## Your objective
In the data, extract each line that holds the string "name".

Dataset listings of figures
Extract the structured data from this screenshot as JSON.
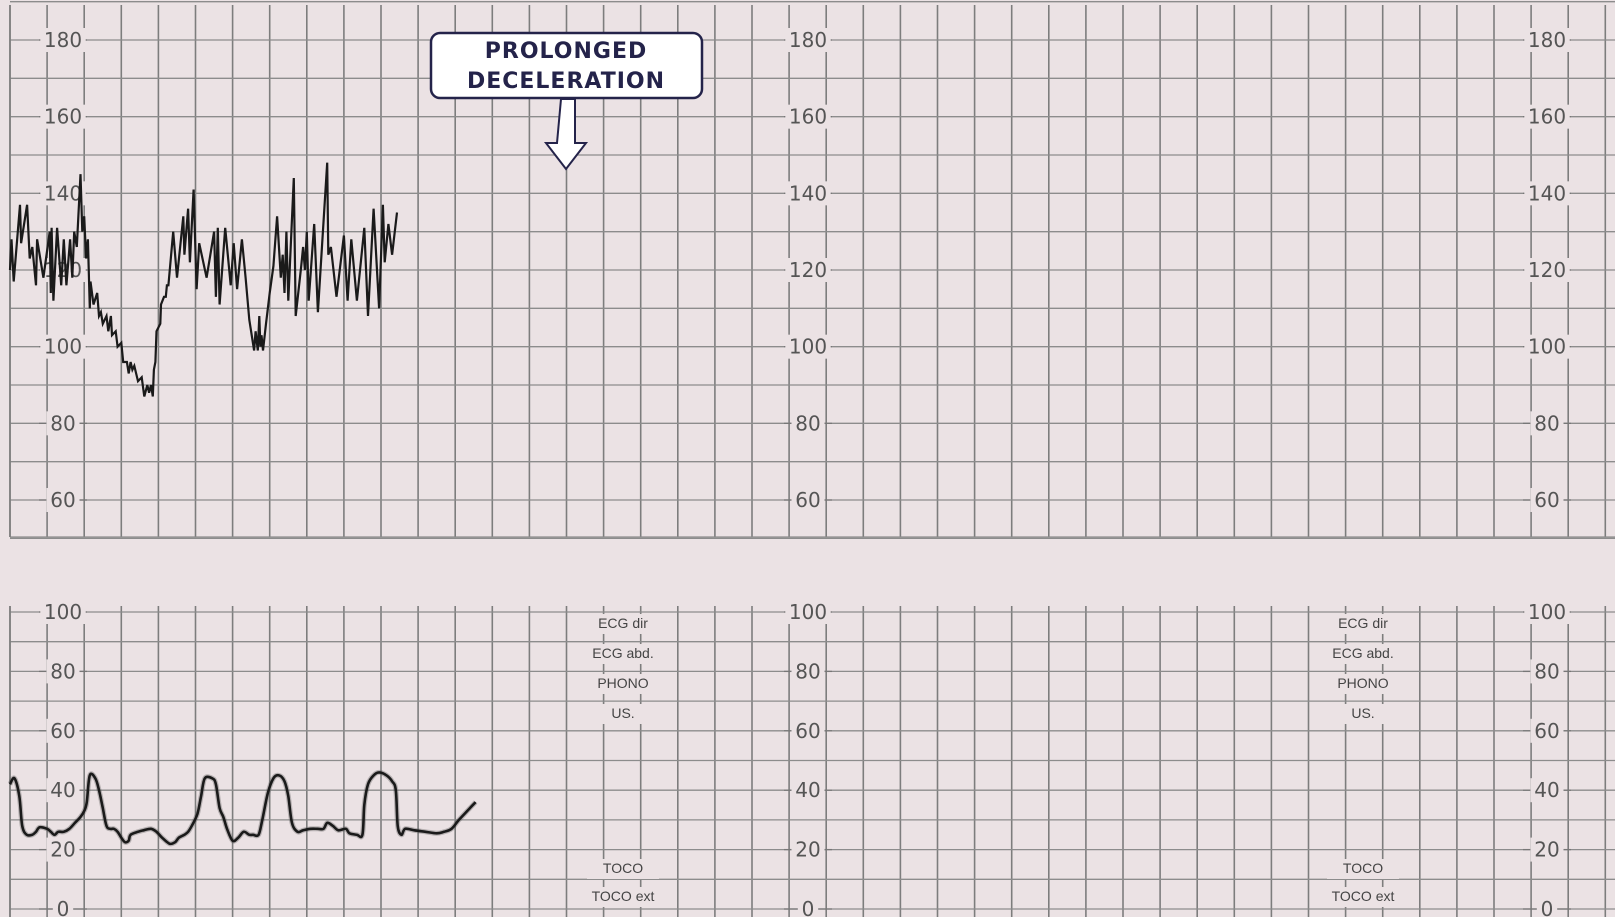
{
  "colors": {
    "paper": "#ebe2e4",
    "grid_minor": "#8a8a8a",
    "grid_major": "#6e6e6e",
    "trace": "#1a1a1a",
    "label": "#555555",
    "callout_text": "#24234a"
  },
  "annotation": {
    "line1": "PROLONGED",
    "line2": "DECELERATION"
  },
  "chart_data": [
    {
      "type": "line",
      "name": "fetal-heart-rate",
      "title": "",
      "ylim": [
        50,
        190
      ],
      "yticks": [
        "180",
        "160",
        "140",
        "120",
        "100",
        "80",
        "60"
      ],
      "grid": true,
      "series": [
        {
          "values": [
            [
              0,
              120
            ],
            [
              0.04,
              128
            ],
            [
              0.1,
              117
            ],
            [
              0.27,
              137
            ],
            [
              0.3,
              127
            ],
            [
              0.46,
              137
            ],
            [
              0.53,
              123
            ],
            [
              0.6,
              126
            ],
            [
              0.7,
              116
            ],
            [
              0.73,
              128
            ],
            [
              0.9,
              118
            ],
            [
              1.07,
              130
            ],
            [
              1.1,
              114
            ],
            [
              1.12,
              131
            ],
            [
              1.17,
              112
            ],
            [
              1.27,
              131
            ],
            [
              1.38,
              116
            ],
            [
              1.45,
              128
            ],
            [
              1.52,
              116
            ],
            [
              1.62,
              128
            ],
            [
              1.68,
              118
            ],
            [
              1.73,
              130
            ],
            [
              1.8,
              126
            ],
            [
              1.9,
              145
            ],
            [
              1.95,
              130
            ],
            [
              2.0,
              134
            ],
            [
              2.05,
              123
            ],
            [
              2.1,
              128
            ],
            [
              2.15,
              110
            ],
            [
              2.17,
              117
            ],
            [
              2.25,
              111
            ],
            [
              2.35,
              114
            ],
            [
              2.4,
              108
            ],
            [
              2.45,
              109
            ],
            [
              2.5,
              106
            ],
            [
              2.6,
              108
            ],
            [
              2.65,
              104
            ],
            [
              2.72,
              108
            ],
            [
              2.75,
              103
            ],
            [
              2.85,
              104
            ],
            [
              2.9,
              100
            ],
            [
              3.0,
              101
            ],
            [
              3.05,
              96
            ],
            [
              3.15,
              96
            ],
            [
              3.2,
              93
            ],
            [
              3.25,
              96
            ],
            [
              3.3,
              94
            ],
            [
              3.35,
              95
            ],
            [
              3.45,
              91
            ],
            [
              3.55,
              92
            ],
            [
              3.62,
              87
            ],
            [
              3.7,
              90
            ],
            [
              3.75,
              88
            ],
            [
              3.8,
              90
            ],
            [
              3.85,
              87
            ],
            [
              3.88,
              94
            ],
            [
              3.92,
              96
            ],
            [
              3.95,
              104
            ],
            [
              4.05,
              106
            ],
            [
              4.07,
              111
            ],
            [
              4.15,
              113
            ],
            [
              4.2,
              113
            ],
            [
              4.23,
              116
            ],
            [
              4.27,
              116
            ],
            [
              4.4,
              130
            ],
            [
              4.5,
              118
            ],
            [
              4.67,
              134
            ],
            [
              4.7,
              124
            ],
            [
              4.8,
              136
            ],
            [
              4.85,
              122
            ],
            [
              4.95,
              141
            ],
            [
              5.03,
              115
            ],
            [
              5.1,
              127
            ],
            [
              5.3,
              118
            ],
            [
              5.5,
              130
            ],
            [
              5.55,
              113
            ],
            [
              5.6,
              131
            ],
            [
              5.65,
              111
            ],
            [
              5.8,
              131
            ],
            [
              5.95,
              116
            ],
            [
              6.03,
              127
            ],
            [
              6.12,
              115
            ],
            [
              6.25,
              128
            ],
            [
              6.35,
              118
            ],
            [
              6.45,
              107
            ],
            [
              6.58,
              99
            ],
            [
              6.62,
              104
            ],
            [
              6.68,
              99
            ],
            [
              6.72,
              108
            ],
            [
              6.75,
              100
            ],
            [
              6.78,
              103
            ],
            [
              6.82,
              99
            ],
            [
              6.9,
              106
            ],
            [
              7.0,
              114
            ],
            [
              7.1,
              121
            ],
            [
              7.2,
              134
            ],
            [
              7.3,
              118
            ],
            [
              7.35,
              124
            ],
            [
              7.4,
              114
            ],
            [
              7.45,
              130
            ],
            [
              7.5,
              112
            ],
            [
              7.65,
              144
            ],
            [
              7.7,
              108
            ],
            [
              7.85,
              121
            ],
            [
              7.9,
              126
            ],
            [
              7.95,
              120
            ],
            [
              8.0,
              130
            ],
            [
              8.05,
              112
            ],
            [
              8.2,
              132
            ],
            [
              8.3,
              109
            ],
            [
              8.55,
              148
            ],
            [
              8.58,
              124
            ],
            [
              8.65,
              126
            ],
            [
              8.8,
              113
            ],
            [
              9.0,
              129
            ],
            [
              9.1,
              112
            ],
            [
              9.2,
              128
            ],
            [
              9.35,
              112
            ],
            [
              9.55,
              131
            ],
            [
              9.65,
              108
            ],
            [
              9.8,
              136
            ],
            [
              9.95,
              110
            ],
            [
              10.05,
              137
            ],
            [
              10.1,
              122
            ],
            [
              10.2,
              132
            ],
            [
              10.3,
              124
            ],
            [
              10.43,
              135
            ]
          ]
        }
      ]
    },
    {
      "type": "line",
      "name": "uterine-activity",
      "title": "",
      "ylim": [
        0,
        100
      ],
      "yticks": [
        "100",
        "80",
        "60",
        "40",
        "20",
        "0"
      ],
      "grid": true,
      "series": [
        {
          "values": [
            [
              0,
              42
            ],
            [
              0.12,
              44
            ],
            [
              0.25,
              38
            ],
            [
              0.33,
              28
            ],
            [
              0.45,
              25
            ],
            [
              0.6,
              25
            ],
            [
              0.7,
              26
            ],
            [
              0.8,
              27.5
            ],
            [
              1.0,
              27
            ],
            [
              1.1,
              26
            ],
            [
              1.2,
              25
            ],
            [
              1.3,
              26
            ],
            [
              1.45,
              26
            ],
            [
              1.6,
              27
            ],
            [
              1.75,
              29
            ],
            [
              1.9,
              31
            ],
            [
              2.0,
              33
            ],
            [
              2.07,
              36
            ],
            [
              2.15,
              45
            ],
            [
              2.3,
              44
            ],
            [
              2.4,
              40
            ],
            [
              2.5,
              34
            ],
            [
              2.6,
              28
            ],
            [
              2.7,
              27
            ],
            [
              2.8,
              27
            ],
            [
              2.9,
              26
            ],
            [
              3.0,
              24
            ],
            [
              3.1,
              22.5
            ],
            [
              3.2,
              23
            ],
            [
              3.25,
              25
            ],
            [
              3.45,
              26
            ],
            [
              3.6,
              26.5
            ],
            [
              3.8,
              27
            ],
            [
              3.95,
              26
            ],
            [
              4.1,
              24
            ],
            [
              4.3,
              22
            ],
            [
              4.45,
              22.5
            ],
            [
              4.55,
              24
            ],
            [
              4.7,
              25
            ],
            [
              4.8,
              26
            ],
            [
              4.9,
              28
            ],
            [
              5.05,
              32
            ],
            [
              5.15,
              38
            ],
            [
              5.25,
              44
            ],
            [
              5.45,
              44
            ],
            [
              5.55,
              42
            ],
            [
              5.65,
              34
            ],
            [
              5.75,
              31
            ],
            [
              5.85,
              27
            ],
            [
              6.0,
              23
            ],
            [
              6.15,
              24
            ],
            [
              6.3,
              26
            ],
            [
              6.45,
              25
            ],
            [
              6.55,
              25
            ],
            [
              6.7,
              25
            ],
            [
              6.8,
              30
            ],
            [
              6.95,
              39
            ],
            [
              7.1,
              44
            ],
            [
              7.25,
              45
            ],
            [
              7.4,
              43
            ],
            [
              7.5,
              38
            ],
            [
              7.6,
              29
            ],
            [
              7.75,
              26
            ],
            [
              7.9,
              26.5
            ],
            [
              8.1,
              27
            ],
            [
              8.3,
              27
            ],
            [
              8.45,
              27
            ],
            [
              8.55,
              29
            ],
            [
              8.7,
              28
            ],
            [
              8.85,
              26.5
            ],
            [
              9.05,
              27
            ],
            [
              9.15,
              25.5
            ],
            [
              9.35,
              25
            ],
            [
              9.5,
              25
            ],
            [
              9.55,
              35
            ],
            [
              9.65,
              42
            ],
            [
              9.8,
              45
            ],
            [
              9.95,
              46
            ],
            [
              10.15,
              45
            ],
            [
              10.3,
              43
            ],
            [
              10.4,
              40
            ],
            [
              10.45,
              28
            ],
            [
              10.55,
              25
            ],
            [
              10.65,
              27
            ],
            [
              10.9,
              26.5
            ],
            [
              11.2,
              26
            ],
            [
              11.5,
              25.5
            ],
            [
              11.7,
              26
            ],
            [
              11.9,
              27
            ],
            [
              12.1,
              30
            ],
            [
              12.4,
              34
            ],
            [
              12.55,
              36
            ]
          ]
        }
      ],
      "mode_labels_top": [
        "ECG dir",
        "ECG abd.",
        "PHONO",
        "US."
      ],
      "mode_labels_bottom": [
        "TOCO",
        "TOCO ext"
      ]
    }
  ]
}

## Completed exercise
      "name": "fetal-heart-rate",
      "name": "uterine-activity",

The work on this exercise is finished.